→ **WHAT IS EXPECTED**
Pick out each line below containing "command".

Stored data:
----------------------------------------

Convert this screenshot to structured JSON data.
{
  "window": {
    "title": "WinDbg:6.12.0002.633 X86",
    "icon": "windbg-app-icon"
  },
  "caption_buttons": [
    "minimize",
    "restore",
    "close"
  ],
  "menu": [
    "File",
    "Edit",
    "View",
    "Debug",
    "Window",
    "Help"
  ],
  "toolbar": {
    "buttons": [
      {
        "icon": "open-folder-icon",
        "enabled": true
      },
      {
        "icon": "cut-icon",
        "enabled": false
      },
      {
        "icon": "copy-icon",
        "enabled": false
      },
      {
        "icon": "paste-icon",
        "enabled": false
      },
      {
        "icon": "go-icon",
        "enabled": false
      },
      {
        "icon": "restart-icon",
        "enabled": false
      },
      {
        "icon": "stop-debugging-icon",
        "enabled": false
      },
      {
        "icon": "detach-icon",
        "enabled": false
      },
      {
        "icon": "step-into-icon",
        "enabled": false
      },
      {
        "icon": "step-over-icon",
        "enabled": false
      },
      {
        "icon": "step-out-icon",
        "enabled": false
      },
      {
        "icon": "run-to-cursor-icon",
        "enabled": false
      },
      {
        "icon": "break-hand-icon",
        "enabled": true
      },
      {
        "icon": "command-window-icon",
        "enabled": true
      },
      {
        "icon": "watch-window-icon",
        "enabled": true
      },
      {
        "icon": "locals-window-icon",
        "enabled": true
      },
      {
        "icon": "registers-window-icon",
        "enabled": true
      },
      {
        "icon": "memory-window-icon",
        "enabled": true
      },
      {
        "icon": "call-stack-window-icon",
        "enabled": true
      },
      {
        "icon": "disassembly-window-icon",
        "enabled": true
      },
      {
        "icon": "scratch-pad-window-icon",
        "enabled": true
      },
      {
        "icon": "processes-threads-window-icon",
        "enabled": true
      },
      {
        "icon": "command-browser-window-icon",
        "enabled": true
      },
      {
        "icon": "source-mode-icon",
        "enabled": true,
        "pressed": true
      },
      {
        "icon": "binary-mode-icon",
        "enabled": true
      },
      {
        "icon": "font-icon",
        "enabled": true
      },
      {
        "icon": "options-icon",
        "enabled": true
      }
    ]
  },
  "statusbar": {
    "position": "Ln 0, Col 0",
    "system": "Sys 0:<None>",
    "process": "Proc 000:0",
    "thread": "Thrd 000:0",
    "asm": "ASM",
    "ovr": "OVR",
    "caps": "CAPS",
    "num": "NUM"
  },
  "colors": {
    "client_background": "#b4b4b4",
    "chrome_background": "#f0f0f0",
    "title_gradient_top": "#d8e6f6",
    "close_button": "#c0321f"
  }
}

----------------------------------------

→ **EXERCISE OUTPUT**
        "icon": "command-window-icon",
        "icon": "command-browser-window-icon",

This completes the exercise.